[Items from a data source]

[start]

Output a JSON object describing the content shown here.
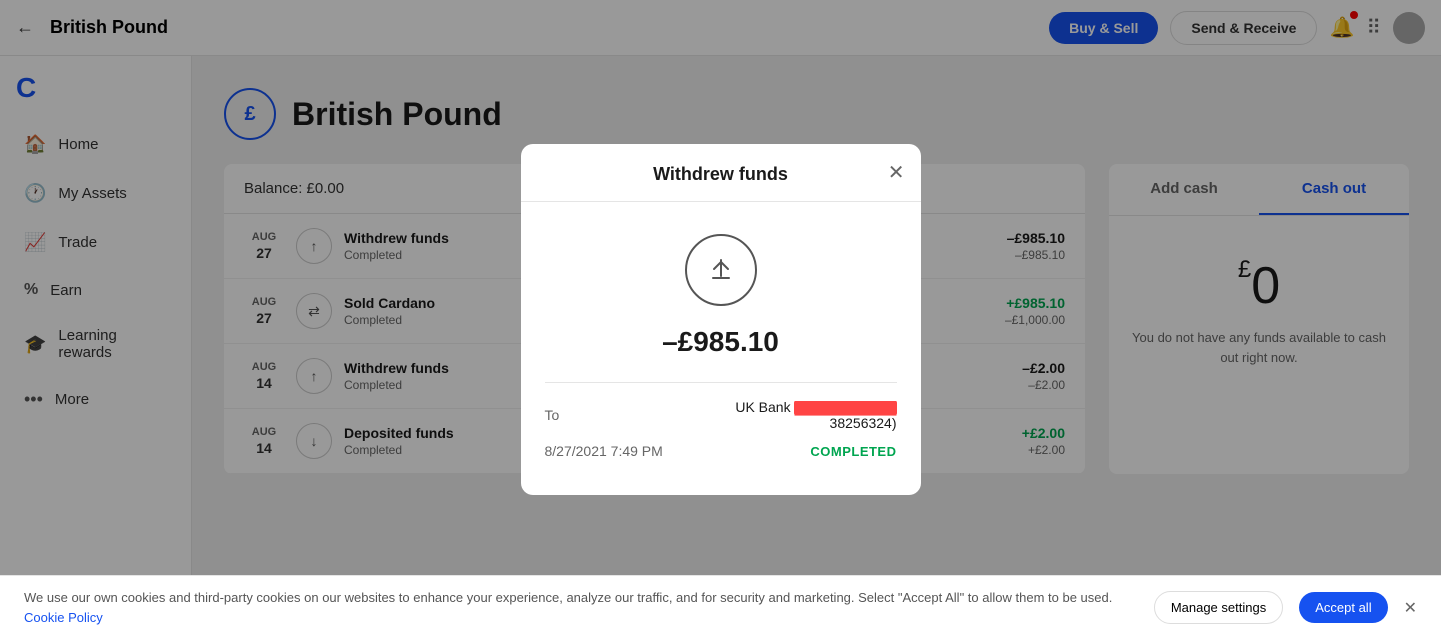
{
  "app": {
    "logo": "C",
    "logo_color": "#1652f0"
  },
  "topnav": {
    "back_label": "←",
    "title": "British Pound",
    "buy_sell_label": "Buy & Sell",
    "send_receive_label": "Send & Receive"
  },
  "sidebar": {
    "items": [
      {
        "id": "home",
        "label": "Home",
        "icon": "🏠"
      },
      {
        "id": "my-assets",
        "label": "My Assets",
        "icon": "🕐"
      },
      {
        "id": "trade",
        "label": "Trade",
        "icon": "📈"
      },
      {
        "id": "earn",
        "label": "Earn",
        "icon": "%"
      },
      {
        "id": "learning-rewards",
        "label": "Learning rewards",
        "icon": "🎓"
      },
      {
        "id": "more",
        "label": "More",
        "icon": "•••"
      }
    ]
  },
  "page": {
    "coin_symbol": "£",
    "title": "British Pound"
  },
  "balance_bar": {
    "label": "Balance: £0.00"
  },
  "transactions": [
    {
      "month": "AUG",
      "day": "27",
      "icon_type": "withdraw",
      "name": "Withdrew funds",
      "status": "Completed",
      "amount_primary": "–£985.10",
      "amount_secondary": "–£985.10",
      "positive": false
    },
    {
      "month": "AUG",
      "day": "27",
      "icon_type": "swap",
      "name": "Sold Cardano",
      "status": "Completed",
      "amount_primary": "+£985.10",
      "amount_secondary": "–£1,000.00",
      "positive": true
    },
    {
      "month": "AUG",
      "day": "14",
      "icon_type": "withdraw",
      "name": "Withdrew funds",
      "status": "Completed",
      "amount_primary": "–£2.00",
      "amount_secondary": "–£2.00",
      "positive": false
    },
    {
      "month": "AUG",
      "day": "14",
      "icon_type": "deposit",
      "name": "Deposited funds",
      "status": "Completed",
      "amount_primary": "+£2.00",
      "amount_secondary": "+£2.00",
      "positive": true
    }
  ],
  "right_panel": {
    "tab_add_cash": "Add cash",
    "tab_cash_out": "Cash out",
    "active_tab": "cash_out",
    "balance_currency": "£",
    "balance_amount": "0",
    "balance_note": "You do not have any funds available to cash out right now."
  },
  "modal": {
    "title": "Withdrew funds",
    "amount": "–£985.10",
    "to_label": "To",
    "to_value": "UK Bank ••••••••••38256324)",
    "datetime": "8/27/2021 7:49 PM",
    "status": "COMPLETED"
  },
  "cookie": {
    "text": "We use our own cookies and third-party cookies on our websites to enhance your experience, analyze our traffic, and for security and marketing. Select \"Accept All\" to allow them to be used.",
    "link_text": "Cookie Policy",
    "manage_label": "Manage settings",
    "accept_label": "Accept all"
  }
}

[end]
[start]

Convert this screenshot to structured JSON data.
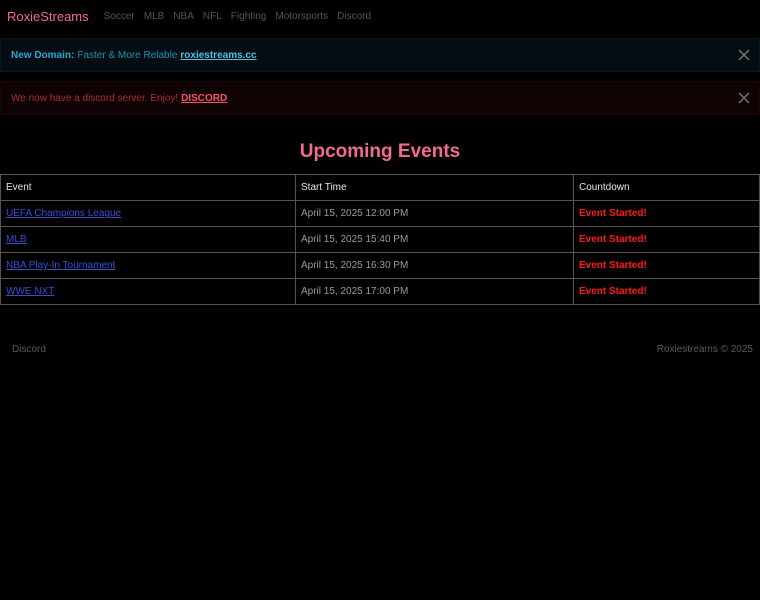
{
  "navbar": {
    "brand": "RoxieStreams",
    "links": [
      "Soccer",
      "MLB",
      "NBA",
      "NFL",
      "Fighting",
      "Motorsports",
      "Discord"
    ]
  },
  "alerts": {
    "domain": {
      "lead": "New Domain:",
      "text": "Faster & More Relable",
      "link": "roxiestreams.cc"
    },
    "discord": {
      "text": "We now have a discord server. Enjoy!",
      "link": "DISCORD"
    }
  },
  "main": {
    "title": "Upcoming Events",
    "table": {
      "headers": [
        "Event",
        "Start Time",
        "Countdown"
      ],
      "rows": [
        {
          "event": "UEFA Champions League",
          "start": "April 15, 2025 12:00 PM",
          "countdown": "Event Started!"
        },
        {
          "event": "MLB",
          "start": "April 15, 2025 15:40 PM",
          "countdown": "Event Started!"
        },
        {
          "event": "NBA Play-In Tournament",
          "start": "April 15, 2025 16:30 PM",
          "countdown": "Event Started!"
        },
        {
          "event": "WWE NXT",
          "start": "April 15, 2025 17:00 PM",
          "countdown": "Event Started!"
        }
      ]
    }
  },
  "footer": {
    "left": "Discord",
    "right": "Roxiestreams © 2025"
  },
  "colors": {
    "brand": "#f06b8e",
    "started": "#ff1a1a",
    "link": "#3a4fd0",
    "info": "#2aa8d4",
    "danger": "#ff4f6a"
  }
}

[end]

> _Objective_
From the records above, copy every line that holds the word "rewards".

> _Finished answer_
        "id": "learning-rewards",
        "label": "Learning rewards",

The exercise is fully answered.